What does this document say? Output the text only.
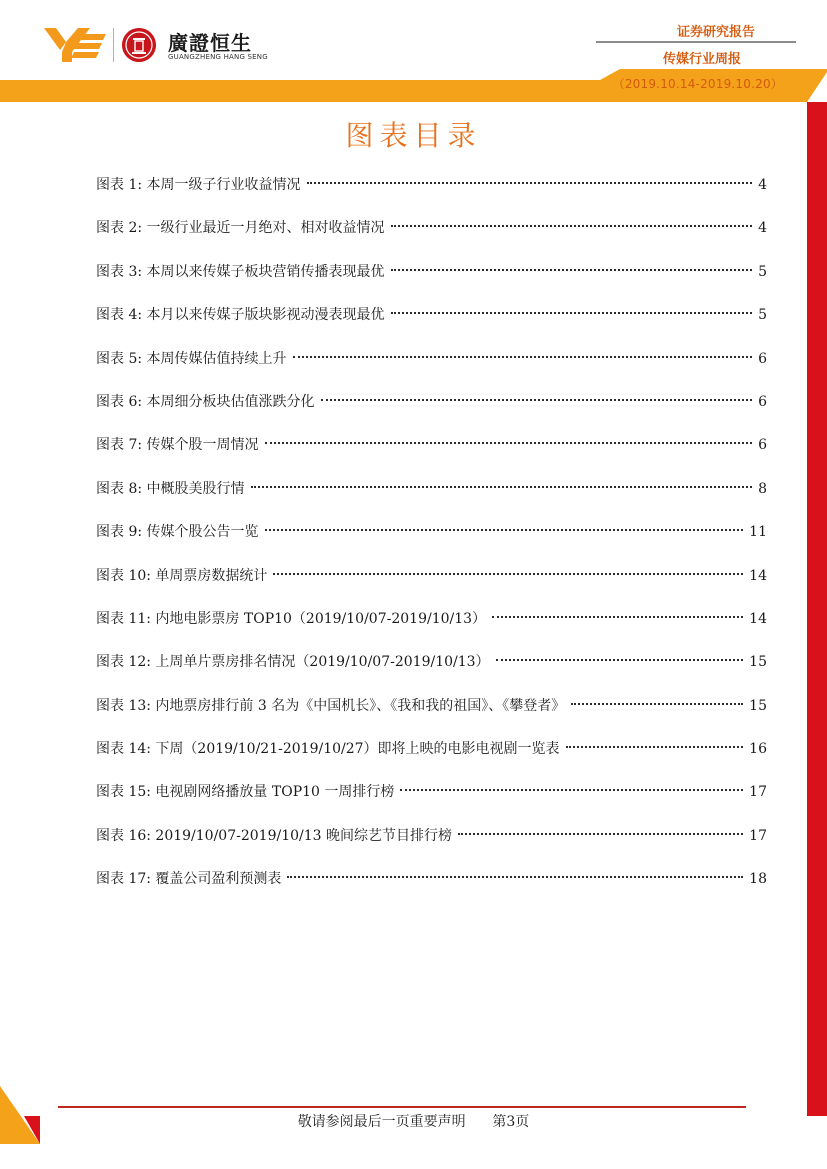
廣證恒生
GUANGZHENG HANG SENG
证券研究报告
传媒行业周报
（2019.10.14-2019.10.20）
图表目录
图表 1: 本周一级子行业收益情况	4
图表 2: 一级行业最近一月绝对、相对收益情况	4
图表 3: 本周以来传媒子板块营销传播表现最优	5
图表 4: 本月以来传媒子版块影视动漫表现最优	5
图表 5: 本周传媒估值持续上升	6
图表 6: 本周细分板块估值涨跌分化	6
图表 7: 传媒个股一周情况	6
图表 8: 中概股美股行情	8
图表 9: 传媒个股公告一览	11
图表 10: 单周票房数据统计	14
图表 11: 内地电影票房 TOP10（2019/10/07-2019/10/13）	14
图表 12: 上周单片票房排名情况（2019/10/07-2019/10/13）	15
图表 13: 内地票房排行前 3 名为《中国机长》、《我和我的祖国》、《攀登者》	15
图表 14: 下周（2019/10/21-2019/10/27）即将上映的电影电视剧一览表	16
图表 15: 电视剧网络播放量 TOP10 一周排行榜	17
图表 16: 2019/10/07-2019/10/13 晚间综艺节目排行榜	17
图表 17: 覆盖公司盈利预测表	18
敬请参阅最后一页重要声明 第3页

.....

== Task ==
Excluding the pictures, reproduce every entry exactly as given.

== Output ==
What does this document say? Output the text only.
廣證恒生
GUANGZHENG HANG SENG
证券研究报告
传媒行业周报
（2019.10.14-2019.10.20）
图表目录
图表 1: 本周一级子行业收益情况	4
图表 2: 一级行业最近一月绝对、相对收益情况	4
图表 3: 本周以来传媒子板块营销传播表现最优	5
图表 4: 本月以来传媒子版块影视动漫表现最优	5
图表 5: 本周传媒估值持续上升	6
图表 6: 本周细分板块估值涨跌分化	6
图表 7: 传媒个股一周情况	6
图表 8: 中概股美股行情	8
图表 9: 传媒个股公告一览	11
图表 10: 单周票房数据统计	14
图表 11: 内地电影票房 TOP10（2019/10/07-2019/10/13）	14
图表 12: 上周单片票房排名情况（2019/10/07-2019/10/13）	15
图表 13: 内地票房排行前 3 名为《中国机长》、《我和我的祖国》、《攀登者》	15
图表 14: 下周（2019/10/21-2019/10/27）即将上映的电影电视剧一览表	16
图表 15: 电视剧网络播放量 TOP10 一周排行榜	17
图表 16: 2019/10/07-2019/10/13 晚间综艺节目排行榜	17
图表 17: 覆盖公司盈利预测表	18
敬请参阅最后一页重要声明 第3页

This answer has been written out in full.